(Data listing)

START

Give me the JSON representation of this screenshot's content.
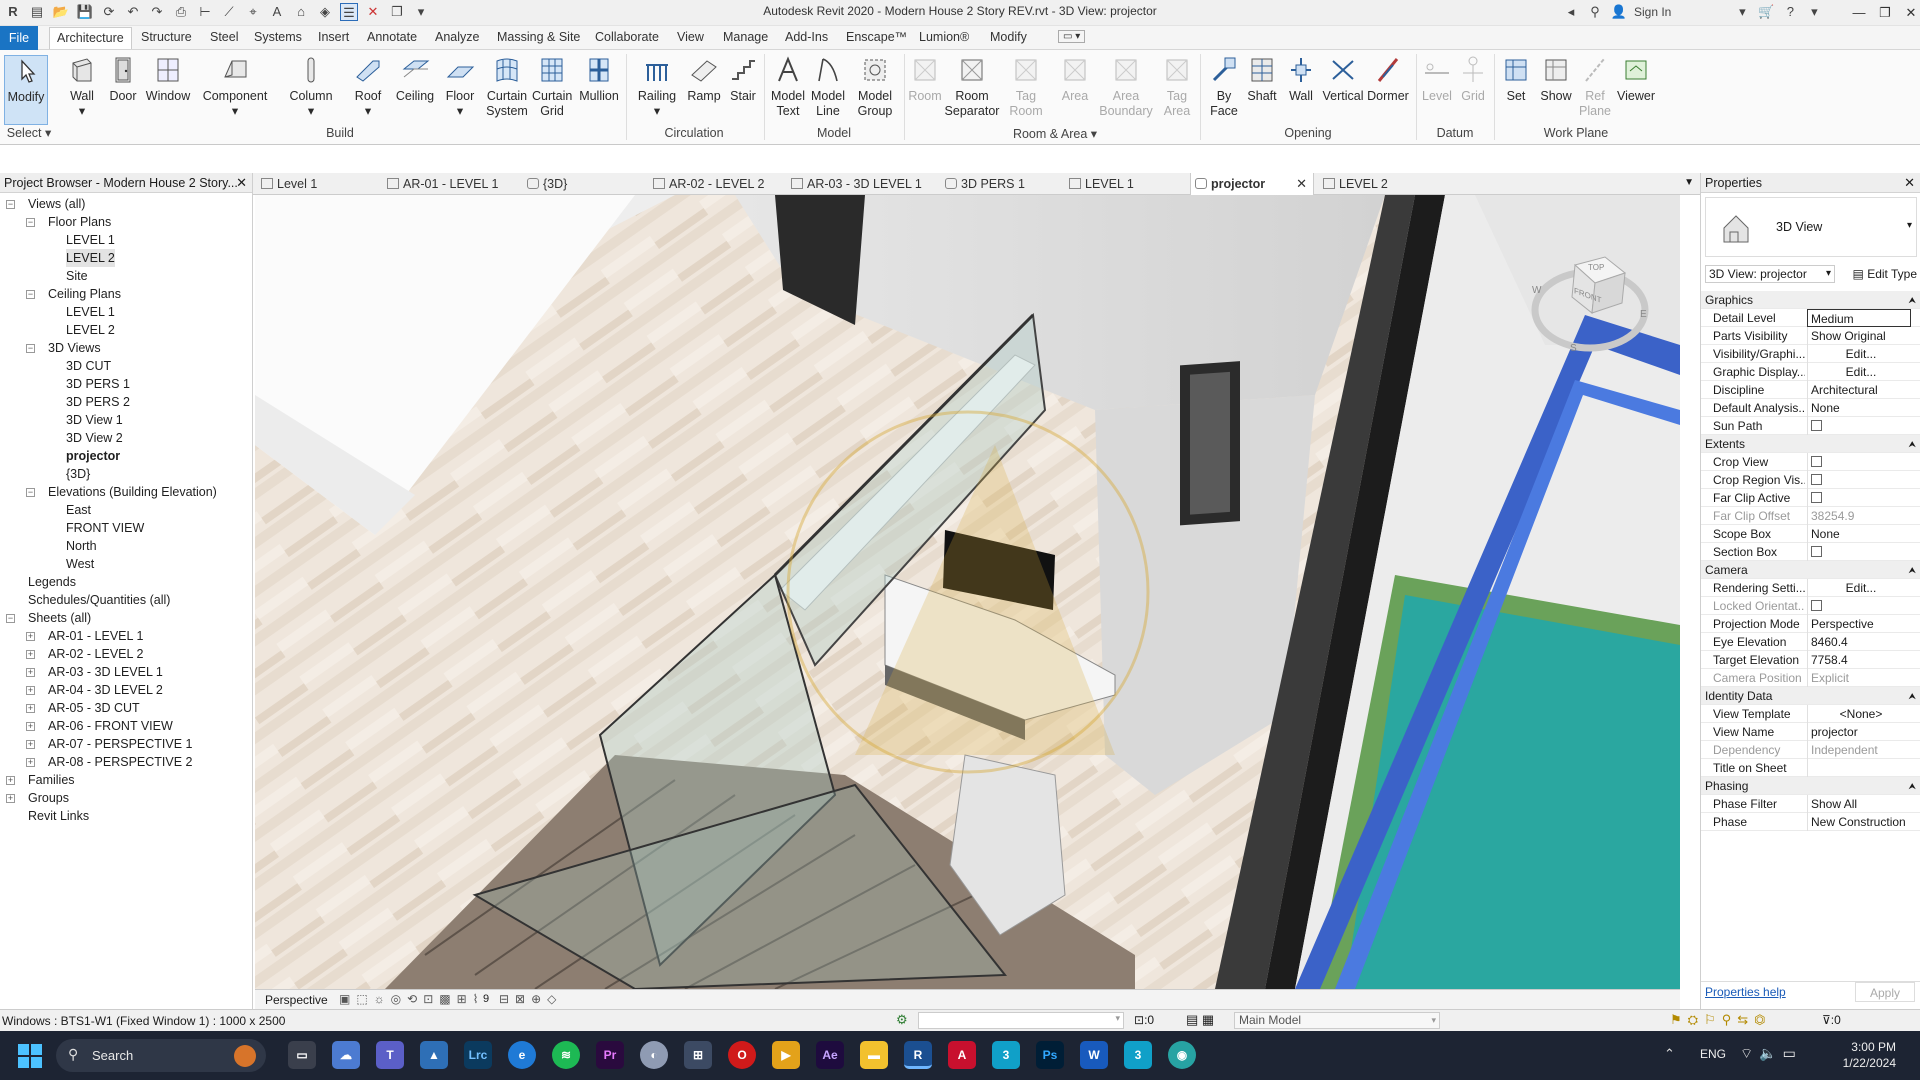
{
  "window": {
    "title": "Autodesk Revit 2020 - Modern House 2 Story REV.rvt - 3D View: projector",
    "sign_in": "Sign In"
  },
  "ribbon_tabs": [
    "File",
    "Architecture",
    "Structure",
    "Steel",
    "Systems",
    "Insert",
    "Annotate",
    "Analyze",
    "Massing & Site",
    "Collaborate",
    "View",
    "Manage",
    "Add-Ins",
    "Enscape™",
    "Lumion®",
    "Modify"
  ],
  "ribbon": {
    "buttons": [
      {
        "label": "Modify",
        "icon": "cursor-icon",
        "enabled": true
      },
      {
        "label": "Wall",
        "icon": "wall-icon",
        "enabled": true
      },
      {
        "label": "Door",
        "icon": "door-icon",
        "enabled": true
      },
      {
        "label": "Window",
        "icon": "window-icon",
        "enabled": true
      },
      {
        "label": "Component",
        "icon": "component-icon",
        "enabled": true
      },
      {
        "label": "Column",
        "icon": "column-icon",
        "enabled": true
      },
      {
        "label": "Roof",
        "icon": "roof-icon",
        "enabled": true
      },
      {
        "label": "Ceiling",
        "icon": "ceiling-icon",
        "enabled": true
      },
      {
        "label": "Floor",
        "icon": "floor-icon",
        "enabled": true
      },
      {
        "label": "Curtain\nSystem",
        "icon": "curtain-system-icon",
        "enabled": true
      },
      {
        "label": "Curtain\nGrid",
        "icon": "curtain-grid-icon",
        "enabled": true
      },
      {
        "label": "Mullion",
        "icon": "mullion-icon",
        "enabled": true
      },
      {
        "label": "Railing",
        "icon": "railing-icon",
        "enabled": true
      },
      {
        "label": "Ramp",
        "icon": "ramp-icon",
        "enabled": true
      },
      {
        "label": "Stair",
        "icon": "stair-icon",
        "enabled": true
      },
      {
        "label": "Model\nText",
        "icon": "model-text-icon",
        "enabled": true
      },
      {
        "label": "Model\nLine",
        "icon": "model-line-icon",
        "enabled": true
      },
      {
        "label": "Model\nGroup",
        "icon": "model-group-icon",
        "enabled": true
      },
      {
        "label": "Room",
        "icon": "room-icon",
        "enabled": false
      },
      {
        "label": "Room\nSeparator",
        "icon": "room-separator-icon",
        "enabled": true
      },
      {
        "label": "Tag\nRoom",
        "icon": "tag-room-icon",
        "enabled": false
      },
      {
        "label": "Area",
        "icon": "area-icon",
        "enabled": false
      },
      {
        "label": "Area\nBoundary",
        "icon": "area-boundary-icon",
        "enabled": false
      },
      {
        "label": "Tag\nArea",
        "icon": "tag-area-icon",
        "enabled": false
      },
      {
        "label": "By\nFace",
        "icon": "by-face-icon",
        "enabled": true
      },
      {
        "label": "Shaft",
        "icon": "shaft-icon",
        "enabled": true
      },
      {
        "label": "Wall",
        "icon": "wall-opening-icon",
        "enabled": true
      },
      {
        "label": "Vertical",
        "icon": "vertical-icon",
        "enabled": true
      },
      {
        "label": "Dormer",
        "icon": "dormer-icon",
        "enabled": true
      },
      {
        "label": "Level",
        "icon": "level-icon",
        "enabled": false
      },
      {
        "label": "Grid",
        "icon": "grid-icon",
        "enabled": false
      },
      {
        "label": "Set",
        "icon": "set-icon",
        "enabled": true
      },
      {
        "label": "Show",
        "icon": "show-icon",
        "enabled": true
      },
      {
        "label": "Ref\nPlane",
        "icon": "ref-plane-icon",
        "enabled": false
      },
      {
        "label": "Viewer",
        "icon": "viewer-icon",
        "enabled": true
      }
    ],
    "groups": [
      "Select ▾",
      "Build",
      "Circulation",
      "Model",
      "Room & Area ▾",
      "Opening",
      "Datum",
      "Work Plane"
    ]
  },
  "project_browser": {
    "title": "Project Browser - Modern House 2 Story...",
    "items": [
      {
        "label": "Views (all)",
        "level": 0,
        "toggle": "−"
      },
      {
        "label": "Floor Plans",
        "level": 1,
        "toggle": "−"
      },
      {
        "label": "LEVEL 1",
        "level": 2
      },
      {
        "label": "LEVEL 2",
        "level": 2,
        "selected": true
      },
      {
        "label": "Site",
        "level": 2
      },
      {
        "label": "Ceiling Plans",
        "level": 1,
        "toggle": "−"
      },
      {
        "label": "LEVEL 1",
        "level": 2
      },
      {
        "label": "LEVEL 2",
        "level": 2
      },
      {
        "label": "3D Views",
        "level": 1,
        "toggle": "−"
      },
      {
        "label": "3D CUT",
        "level": 2
      },
      {
        "label": "3D PERS 1",
        "level": 2
      },
      {
        "label": "3D PERS 2",
        "level": 2
      },
      {
        "label": "3D View 1",
        "level": 2
      },
      {
        "label": "3D View 2",
        "level": 2
      },
      {
        "label": "projector",
        "level": 2,
        "bold": true
      },
      {
        "label": "{3D}",
        "level": 2
      },
      {
        "label": "Elevations (Building Elevation)",
        "level": 1,
        "toggle": "−"
      },
      {
        "label": "East",
        "level": 2
      },
      {
        "label": "FRONT VIEW",
        "level": 2
      },
      {
        "label": "North",
        "level": 2
      },
      {
        "label": "West",
        "level": 2
      },
      {
        "label": "Legends",
        "level": 0,
        "toggle": ""
      },
      {
        "label": "Schedules/Quantities (all)",
        "level": 0,
        "toggle": ""
      },
      {
        "label": "Sheets (all)",
        "level": 0,
        "toggle": "−"
      },
      {
        "label": "AR-01 - LEVEL 1",
        "level": 1,
        "toggle": "+"
      },
      {
        "label": "AR-02 - LEVEL 2",
        "level": 1,
        "toggle": "+"
      },
      {
        "label": "AR-03 - 3D LEVEL 1",
        "level": 1,
        "toggle": "+"
      },
      {
        "label": "AR-04 - 3D LEVEL 2",
        "level": 1,
        "toggle": "+"
      },
      {
        "label": "AR-05 - 3D CUT",
        "level": 1,
        "toggle": "+"
      },
      {
        "label": "AR-06 - FRONT VIEW",
        "level": 1,
        "toggle": "+"
      },
      {
        "label": "AR-07 - PERSPECTIVE 1",
        "level": 1,
        "toggle": "+"
      },
      {
        "label": "AR-08 - PERSPECTIVE 2",
        "level": 1,
        "toggle": "+"
      },
      {
        "label": "Families",
        "level": 0,
        "toggle": "+"
      },
      {
        "label": "Groups",
        "level": 0,
        "toggle": "+"
      },
      {
        "label": "Revit Links",
        "level": 0,
        "toggle": ""
      }
    ]
  },
  "view_tabs": [
    {
      "label": "Level 1"
    },
    {
      "label": "AR-01 - LEVEL 1"
    },
    {
      "label": "{3D}"
    },
    {
      "label": "AR-02 - LEVEL 2"
    },
    {
      "label": "AR-03 - 3D LEVEL 1"
    },
    {
      "label": "3D PERS 1"
    },
    {
      "label": "LEVEL 1"
    },
    {
      "label": "projector",
      "active": true
    },
    {
      "label": "LEVEL 2"
    }
  ],
  "viewcube": {
    "top": "TOP",
    "front": "FRONT",
    "w": "W",
    "e": "E",
    "s": "S"
  },
  "properties": {
    "title": "Properties",
    "type_name": "3D View",
    "selector": "3D View: projector",
    "edit_type": "Edit Type",
    "rows": [
      {
        "group": "Graphics"
      },
      {
        "k": "Detail Level",
        "v": "Medium"
      },
      {
        "k": "Parts Visibility",
        "v": "Show Original"
      },
      {
        "k": "Visibility/Graphi...",
        "v": "Edit..."
      },
      {
        "k": "Graphic Display...",
        "v": "Edit..."
      },
      {
        "k": "Discipline",
        "v": "Architectural"
      },
      {
        "k": "Default Analysis...",
        "v": "None"
      },
      {
        "k": "Sun Path",
        "v": "",
        "cb": true
      },
      {
        "group": "Extents"
      },
      {
        "k": "Crop View",
        "v": "",
        "cb": true
      },
      {
        "k": "Crop Region Vis...",
        "v": "",
        "cb": true
      },
      {
        "k": "Far Clip Active",
        "v": "",
        "cb": true
      },
      {
        "k": "Far Clip Offset",
        "v": "38254.9",
        "dim": true
      },
      {
        "k": "Scope Box",
        "v": "None"
      },
      {
        "k": "Section Box",
        "v": "",
        "cb": true
      },
      {
        "group": "Camera"
      },
      {
        "k": "Rendering Setti...",
        "v": "Edit..."
      },
      {
        "k": "Locked Orientat...",
        "v": "",
        "cb": true,
        "dim": true
      },
      {
        "k": "Projection Mode",
        "v": "Perspective"
      },
      {
        "k": "Eye Elevation",
        "v": "8460.4"
      },
      {
        "k": "Target Elevation",
        "v": "7758.4"
      },
      {
        "k": "Camera Position",
        "v": "Explicit",
        "dim": true
      },
      {
        "group": "Identity Data"
      },
      {
        "k": "View Template",
        "v": "<None>"
      },
      {
        "k": "View Name",
        "v": "projector"
      },
      {
        "k": "Dependency",
        "v": "Independent",
        "dim": true
      },
      {
        "k": "Title on Sheet",
        "v": ""
      },
      {
        "group": "Phasing"
      },
      {
        "k": "Phase Filter",
        "v": "Show All"
      },
      {
        "k": "Phase",
        "v": "New Construction"
      }
    ],
    "help": "Properties help",
    "apply": "Apply"
  },
  "view_control_bar": {
    "mode": "Perspective",
    "count": "9"
  },
  "status": {
    "text": "Windows : BTS1-W1 (Fixed Window 1) : 1000 x 2500",
    "sel_count": ":0",
    "model": "Main Model",
    "filter_count": ":0"
  },
  "taskbar": {
    "search": "Search",
    "lang": "ENG",
    "time": "3:00 PM",
    "date": "1/22/2024",
    "apps": [
      "file-explorer",
      "onedrive",
      "teams",
      "photos",
      "lightroom",
      "edge",
      "spotify",
      "premiere",
      "vpn",
      "calc",
      "opera",
      "media",
      "after-effects",
      "folder",
      "revit",
      "autocad",
      "app-3",
      "photoshop",
      "word",
      "app-4",
      "browser"
    ]
  },
  "colors": {
    "accent": "#1a74c4",
    "taskbar": "#1d2433",
    "pool": "#2aa7a0"
  }
}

END

▸ **Goal**
Each line in the data that holds the string "Visibility" should be found and copied.

▸ **Correct result**
        "k": "Parts Visibility",
        "k": "Visibility/Graphi...",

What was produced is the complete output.